§ **Challenge**
Go through the records and show each line where the word "JSON" occurs.

§ **Records for the exercise**

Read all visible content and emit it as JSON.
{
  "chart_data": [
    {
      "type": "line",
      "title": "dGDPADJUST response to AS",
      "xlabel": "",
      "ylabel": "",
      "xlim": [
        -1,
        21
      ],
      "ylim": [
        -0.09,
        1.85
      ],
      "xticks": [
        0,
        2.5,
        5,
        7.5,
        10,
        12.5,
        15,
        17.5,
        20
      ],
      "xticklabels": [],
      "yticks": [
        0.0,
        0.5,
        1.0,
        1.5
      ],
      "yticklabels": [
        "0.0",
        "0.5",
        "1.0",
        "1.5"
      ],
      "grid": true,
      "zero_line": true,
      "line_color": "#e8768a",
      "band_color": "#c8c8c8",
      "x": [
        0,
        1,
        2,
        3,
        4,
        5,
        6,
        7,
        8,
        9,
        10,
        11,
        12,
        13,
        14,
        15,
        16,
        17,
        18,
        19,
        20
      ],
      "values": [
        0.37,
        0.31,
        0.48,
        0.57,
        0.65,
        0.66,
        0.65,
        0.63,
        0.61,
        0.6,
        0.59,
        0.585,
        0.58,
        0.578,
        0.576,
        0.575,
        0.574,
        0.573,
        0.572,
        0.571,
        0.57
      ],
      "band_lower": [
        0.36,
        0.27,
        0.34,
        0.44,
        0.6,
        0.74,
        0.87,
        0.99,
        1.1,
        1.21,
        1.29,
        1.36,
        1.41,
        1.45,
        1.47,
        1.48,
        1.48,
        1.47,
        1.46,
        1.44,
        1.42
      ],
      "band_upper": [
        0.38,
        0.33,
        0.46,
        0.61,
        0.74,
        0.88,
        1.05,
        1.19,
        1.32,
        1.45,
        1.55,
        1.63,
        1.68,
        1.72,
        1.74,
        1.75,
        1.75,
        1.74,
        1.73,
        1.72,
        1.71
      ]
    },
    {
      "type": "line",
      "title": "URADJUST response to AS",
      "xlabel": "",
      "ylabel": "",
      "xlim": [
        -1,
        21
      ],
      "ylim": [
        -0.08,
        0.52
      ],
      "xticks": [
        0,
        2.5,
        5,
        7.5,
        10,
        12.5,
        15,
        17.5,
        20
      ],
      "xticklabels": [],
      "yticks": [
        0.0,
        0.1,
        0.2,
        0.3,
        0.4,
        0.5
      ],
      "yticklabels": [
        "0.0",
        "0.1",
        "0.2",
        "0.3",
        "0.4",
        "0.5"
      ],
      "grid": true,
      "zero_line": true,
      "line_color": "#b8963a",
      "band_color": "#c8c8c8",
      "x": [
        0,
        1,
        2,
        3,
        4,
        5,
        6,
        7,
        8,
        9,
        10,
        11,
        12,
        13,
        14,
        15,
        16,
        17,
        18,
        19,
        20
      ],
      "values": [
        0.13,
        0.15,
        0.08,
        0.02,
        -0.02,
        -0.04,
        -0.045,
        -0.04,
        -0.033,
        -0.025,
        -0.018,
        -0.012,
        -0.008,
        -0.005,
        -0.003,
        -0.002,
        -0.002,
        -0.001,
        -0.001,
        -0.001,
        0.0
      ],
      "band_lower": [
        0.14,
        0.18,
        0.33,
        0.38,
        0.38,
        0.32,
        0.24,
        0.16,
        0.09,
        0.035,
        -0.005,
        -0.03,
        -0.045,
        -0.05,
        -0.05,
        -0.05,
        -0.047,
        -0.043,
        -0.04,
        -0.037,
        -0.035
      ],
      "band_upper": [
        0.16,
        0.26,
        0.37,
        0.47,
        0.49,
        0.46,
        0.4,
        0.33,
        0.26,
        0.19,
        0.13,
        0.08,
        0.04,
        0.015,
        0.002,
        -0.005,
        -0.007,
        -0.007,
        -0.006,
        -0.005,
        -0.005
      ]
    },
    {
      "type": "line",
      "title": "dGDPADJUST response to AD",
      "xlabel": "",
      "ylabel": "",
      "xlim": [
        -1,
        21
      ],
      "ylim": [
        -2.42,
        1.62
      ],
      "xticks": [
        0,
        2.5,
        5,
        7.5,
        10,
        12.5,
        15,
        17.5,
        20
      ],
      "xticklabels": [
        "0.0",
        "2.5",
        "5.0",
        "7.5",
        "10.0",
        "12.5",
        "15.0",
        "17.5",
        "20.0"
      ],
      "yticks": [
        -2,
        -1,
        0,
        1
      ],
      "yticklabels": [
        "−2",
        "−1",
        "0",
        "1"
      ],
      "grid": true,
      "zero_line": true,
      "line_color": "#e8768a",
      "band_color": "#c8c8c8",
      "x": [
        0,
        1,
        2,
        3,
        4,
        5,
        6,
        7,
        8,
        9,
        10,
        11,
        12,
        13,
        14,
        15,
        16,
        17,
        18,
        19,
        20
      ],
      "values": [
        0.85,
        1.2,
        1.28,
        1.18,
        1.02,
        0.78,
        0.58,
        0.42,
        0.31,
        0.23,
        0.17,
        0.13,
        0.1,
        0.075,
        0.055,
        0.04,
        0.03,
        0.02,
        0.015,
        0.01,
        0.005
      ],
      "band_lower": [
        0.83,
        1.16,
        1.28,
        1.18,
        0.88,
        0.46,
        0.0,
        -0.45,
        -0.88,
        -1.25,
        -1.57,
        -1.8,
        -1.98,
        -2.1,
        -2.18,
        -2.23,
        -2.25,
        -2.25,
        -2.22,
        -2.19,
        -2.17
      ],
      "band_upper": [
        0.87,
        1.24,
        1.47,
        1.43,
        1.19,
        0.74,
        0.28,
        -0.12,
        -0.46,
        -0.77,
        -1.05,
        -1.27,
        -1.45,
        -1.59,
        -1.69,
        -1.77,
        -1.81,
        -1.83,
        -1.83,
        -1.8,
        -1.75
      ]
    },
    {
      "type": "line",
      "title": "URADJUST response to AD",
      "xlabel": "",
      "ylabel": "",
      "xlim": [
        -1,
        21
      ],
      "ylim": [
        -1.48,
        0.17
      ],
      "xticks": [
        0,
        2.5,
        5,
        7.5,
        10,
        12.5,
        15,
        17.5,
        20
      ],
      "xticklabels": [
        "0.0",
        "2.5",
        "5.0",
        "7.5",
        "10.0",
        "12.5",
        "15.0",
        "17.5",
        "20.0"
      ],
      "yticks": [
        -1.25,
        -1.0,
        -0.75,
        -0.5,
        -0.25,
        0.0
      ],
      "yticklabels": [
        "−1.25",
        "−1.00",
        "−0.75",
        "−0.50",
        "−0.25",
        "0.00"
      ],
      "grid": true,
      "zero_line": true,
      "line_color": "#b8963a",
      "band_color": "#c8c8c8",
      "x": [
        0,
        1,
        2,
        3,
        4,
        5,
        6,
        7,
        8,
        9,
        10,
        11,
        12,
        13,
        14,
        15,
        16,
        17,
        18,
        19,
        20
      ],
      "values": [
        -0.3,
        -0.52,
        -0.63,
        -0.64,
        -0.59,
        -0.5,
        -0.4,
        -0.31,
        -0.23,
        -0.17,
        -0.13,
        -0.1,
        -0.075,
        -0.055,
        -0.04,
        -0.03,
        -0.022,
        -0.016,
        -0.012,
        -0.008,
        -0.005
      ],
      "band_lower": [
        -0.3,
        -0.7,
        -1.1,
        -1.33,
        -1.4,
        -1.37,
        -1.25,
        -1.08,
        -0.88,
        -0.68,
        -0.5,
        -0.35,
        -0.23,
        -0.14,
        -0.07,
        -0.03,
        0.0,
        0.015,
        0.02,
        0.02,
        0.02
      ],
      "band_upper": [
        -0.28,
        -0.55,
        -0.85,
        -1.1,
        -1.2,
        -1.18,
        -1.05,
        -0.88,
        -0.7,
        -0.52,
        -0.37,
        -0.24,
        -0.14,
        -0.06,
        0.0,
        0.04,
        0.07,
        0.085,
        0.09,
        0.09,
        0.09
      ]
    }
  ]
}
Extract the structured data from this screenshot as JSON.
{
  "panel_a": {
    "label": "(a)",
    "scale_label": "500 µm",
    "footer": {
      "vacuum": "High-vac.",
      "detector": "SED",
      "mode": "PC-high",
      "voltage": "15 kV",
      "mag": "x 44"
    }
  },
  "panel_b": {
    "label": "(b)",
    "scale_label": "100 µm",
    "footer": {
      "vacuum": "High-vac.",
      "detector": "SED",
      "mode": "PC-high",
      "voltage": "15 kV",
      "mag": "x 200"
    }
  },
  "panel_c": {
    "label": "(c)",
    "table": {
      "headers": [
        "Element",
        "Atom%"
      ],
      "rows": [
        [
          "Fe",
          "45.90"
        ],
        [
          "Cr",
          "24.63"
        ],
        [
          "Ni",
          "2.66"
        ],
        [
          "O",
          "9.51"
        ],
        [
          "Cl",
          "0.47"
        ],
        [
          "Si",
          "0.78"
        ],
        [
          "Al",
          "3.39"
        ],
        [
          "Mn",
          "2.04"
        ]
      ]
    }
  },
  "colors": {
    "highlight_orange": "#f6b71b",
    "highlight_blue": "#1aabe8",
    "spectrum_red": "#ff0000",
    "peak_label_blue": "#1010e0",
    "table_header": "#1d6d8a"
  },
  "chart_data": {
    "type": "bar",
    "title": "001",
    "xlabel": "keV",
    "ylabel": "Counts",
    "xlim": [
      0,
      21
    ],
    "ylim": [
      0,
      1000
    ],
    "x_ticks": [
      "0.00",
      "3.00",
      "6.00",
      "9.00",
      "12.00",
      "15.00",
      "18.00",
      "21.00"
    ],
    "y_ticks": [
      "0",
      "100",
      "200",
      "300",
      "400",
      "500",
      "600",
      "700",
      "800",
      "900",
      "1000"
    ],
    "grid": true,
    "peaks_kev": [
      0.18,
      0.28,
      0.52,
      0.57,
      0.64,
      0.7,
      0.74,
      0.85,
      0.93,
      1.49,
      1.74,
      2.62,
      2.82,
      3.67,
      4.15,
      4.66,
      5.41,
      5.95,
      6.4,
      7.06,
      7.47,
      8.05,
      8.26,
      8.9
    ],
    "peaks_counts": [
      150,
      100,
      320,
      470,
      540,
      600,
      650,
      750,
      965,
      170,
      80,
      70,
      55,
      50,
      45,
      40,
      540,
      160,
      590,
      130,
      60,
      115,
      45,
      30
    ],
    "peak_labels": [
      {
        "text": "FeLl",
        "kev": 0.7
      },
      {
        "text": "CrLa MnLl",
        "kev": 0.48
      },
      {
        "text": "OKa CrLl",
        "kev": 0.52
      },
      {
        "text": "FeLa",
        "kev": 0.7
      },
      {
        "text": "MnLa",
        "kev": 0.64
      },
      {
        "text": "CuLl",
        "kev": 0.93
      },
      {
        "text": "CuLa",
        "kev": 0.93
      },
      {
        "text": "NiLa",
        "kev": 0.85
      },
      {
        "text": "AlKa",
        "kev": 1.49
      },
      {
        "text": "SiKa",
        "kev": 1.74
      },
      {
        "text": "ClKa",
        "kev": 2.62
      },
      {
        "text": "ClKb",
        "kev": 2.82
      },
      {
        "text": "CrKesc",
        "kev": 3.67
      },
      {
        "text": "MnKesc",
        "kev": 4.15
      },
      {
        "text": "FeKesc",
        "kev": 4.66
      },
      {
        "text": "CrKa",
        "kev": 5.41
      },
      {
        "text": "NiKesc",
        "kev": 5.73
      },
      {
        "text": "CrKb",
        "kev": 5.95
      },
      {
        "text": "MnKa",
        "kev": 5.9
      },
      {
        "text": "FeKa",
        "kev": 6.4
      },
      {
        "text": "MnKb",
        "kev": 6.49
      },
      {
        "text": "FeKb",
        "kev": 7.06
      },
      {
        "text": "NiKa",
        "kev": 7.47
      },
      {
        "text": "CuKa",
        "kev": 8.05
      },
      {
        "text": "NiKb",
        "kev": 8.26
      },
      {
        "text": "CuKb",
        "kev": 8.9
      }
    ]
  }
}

§ **Solution to this problem**
Read all visible content and emit it as JSON.
Extract the structured data from this screenshot as JSON.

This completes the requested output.